* **WHAT IS REQUIRED**
Each entry must appear again exactly as it does in the source.

* **PROVIDED ENTRIES**
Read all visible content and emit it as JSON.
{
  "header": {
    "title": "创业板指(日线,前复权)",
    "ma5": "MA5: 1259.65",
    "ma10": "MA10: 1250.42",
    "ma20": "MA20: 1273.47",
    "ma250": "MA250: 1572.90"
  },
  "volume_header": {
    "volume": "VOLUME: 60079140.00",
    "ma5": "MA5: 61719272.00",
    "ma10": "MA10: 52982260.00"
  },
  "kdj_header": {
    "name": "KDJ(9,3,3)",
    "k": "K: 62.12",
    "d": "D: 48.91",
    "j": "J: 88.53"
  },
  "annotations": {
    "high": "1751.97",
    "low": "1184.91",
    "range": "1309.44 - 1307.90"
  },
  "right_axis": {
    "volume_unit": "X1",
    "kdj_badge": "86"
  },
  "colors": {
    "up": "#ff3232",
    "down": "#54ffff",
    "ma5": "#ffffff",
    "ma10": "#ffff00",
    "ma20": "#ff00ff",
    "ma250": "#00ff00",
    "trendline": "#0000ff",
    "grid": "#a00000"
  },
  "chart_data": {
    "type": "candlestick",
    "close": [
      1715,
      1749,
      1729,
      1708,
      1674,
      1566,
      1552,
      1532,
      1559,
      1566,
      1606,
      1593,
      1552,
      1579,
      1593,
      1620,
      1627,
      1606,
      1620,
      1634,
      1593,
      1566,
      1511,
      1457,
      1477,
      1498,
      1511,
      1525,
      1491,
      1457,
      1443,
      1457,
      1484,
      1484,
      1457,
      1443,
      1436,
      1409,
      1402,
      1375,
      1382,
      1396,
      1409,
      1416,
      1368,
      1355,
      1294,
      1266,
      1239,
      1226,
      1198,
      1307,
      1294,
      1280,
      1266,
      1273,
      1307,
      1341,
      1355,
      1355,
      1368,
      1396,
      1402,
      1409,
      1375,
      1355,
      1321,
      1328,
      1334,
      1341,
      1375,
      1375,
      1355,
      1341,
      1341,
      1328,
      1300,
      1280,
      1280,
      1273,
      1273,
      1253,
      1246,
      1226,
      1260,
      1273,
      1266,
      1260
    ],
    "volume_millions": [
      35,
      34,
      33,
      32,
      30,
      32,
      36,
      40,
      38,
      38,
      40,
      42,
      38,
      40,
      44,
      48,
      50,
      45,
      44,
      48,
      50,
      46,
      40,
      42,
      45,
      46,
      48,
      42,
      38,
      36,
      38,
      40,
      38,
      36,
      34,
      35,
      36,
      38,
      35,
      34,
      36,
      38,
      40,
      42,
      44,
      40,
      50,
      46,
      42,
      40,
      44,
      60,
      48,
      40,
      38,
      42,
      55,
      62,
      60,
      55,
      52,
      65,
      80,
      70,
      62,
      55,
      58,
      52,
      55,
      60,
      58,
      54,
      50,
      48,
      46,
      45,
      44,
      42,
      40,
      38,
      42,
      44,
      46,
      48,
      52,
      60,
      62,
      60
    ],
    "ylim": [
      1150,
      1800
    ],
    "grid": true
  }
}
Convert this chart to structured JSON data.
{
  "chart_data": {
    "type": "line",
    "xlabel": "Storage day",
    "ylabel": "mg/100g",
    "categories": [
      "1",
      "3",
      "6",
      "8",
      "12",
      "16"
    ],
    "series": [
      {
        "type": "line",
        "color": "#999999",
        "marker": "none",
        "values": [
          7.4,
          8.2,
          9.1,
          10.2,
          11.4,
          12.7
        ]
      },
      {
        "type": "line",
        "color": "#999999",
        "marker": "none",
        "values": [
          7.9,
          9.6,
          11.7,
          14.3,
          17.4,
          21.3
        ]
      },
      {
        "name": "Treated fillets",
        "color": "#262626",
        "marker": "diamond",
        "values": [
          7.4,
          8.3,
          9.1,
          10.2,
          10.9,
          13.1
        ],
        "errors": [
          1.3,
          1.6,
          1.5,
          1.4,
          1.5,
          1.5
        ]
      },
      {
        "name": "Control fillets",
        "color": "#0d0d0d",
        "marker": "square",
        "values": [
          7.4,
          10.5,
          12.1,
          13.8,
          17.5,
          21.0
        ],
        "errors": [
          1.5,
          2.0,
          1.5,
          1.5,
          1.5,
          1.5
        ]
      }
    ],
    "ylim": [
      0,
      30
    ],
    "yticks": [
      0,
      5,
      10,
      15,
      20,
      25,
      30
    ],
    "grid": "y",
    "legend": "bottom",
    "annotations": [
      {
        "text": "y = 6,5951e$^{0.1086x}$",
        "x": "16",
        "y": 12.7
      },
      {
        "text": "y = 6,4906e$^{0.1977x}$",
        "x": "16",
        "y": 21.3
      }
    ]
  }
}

* **EXERCISE ANSWER**
Read all visible content and emit it as JSON.
{
  "header": {
    "title": "创业板指(日线,前复权)",
    "ma5": "MA5: 1259.65",
    "ma10": "MA10: 1250.42",
    "ma20": "MA20: 1273.47",
    "ma250": "MA250: 1572.90"
  },
  "volume_header": {
    "volume": "VOLUME: 60079140.00",
    "ma5": "MA5: 61719272.00",
    "ma10": "MA10: 52982260.00"
  },
  "kdj_header": {
    "name": "KDJ(9,3,3)",
    "k": "K: 62.12",
    "d": "D: 48.91",
    "j": "J: 88.53"
  },
  "annotations": {
    "high": "1751.97",
    "low": "1184.91",
    "range": "1309.44 - 1307.90"
  },
  "right_axis": {
    "volume_unit": "X1",
    "kdj_badge": "86"
  },
  "colors": {
    "up": "#ff3232",
    "down": "#54ffff",
    "ma5": "#ffffff",
    "ma10": "#ffff00",
    "ma20": "#ff00ff",
    "ma250": "#00ff00",
    "trendline": "#0000ff",
    "grid": "#a00000"
  },
  "chart_data": {
    "type": "candlestick",
    "close": [
      1715,
      1749,
      1729,
      1708,
      1674,
      1566,
      1552,
      1532,
      1559,
      1566,
      1606,
      1593,
      1552,
      1579,
      1593,
      1620,
      1627,
      1606,
      1620,
      1634,
      1593,
      1566,
      1511,
      1457,
      1477,
      1498,
      1511,
      1525,
      1491,
      1457,
      1443,
      1457,
      1484,
      1484,
      1457,
      1443,
      1436,
      1409,
      1402,
      1375,
      1382,
      1396,
      1409,
      1416,
      1368,
      1355,
      1294,
      1266,
      1239,
      1226,
      1198,
      1307,
      1294,
      1280,
      1266,
      1273,
      1307,
      1341,
      1355,
      1355,
      1368,
      1396,
      1402,
      1409,
      1375,
      1355,
      1321,
      1328,
      1334,
      1341,
      1375,
      1375,
      1355,
      1341,
      1341,
      1328,
      1300,
      1280,
      1280,
      1273,
      1273,
      1253,
      1246,
      1226,
      1260,
      1273,
      1266,
      1260
    ],
    "volume_millions": [
      35,
      34,
      33,
      32,
      30,
      32,
      36,
      40,
      38,
      38,
      40,
      42,
      38,
      40,
      44,
      48,
      50,
      45,
      44,
      48,
      50,
      46,
      40,
      42,
      45,
      46,
      48,
      42,
      38,
      36,
      38,
      40,
      38,
      36,
      34,
      35,
      36,
      38,
      35,
      34,
      36,
      38,
      40,
      42,
      44,
      40,
      50,
      46,
      42,
      40,
      44,
      60,
      48,
      40,
      38,
      42,
      55,
      62,
      60,
      55,
      52,
      65,
      80,
      70,
      62,
      55,
      58,
      52,
      55,
      60,
      58,
      54,
      50,
      48,
      46,
      45,
      44,
      42,
      40,
      38,
      42,
      44,
      46,
      48,
      52,
      60,
      62,
      60
    ],
    "ylim": [
      1150,
      1800
    ],
    "grid": true
  }
}
Convert this chart to structured JSON data.
{
  "chart_data": {
    "type": "line",
    "xlabel": "Storage day",
    "ylabel": "mg/100g",
    "categories": [
      "1",
      "3",
      "6",
      "8",
      "12",
      "16"
    ],
    "series": [
      {
        "type": "line",
        "color": "#999999",
        "marker": "none",
        "values": [
          7.4,
          8.2,
          9.1,
          10.2,
          11.4,
          12.7
        ]
      },
      {
        "type": "line",
        "color": "#999999",
        "marker": "none",
        "values": [
          7.9,
          9.6,
          11.7,
          14.3,
          17.4,
          21.3
        ]
      },
      {
        "name": "Treated fillets",
        "color": "#262626",
        "marker": "diamond",
        "values": [
          7.4,
          8.3,
          9.1,
          10.2,
          10.9,
          13.1
        ],
        "errors": [
          1.3,
          1.6,
          1.5,
          1.4,
          1.5,
          1.5
        ]
      },
      {
        "name": "Control fillets",
        "color": "#0d0d0d",
        "marker": "square",
        "values": [
          7.4,
          10.5,
          12.1,
          13.8,
          17.5,
          21.0
        ],
        "errors": [
          1.5,
          2.0,
          1.5,
          1.5,
          1.5,
          1.5
        ]
      }
    ],
    "ylim": [
      0,
      30
    ],
    "yticks": [
      0,
      5,
      10,
      15,
      20,
      25,
      30
    ],
    "grid": "y",
    "legend": "bottom",
    "annotations": [
      {
        "text": "y = 6,5951e$^{0.1086x}$",
        "x": "16",
        "y": 12.7
      },
      {
        "text": "y = 6,4906e$^{0.1977x}$",
        "x": "16",
        "y": 21.3
      }
    ]
  }
}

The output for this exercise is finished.